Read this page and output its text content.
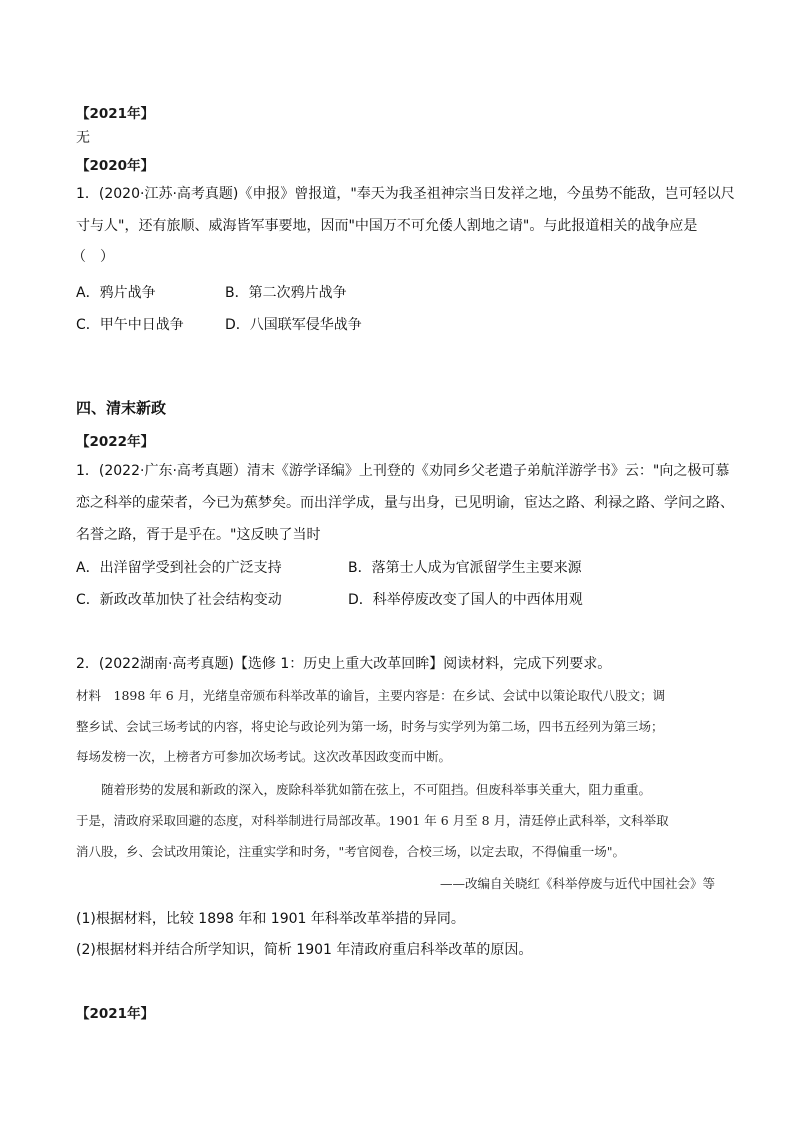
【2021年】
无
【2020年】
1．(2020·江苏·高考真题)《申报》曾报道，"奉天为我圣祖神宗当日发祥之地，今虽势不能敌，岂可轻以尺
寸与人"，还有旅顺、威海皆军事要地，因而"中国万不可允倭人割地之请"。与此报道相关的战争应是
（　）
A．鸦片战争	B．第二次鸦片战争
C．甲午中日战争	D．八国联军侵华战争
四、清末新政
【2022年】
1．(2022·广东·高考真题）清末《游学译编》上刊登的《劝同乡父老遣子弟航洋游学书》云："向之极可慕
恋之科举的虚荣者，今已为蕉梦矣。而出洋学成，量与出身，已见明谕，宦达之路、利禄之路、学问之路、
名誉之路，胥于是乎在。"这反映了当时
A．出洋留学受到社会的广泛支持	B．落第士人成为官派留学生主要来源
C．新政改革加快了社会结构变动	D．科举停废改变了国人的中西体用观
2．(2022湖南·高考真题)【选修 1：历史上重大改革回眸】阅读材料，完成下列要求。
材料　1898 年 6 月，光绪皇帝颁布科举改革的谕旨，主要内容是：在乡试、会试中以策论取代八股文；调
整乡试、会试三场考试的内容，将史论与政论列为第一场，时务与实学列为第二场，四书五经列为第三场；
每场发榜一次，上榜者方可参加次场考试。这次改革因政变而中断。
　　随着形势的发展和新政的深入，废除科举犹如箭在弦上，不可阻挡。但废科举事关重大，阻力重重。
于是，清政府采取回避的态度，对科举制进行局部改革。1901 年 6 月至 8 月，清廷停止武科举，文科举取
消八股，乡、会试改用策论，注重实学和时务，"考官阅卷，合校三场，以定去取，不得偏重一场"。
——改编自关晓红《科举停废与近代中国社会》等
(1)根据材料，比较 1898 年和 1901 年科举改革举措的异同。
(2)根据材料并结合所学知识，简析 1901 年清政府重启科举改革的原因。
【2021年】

▸ **Problem details**
Scan the listing above and copy all lines containing the word "高考真题".

▸ **Completed task**
1．(2020·江苏·高考真题)《申报》曾报道，"奉天为我圣祖神宗当日发祥之地，今虽势不能敌，岂可轻以尺
1．(2022·广东·高考真题）清末《游学译编》上刊登的《劝同乡父老遣子弟航洋游学书》云："向之极可慕
2．(2022湖南·高考真题)【选修 1：历史上重大改革回眸】阅读材料，完成下列要求。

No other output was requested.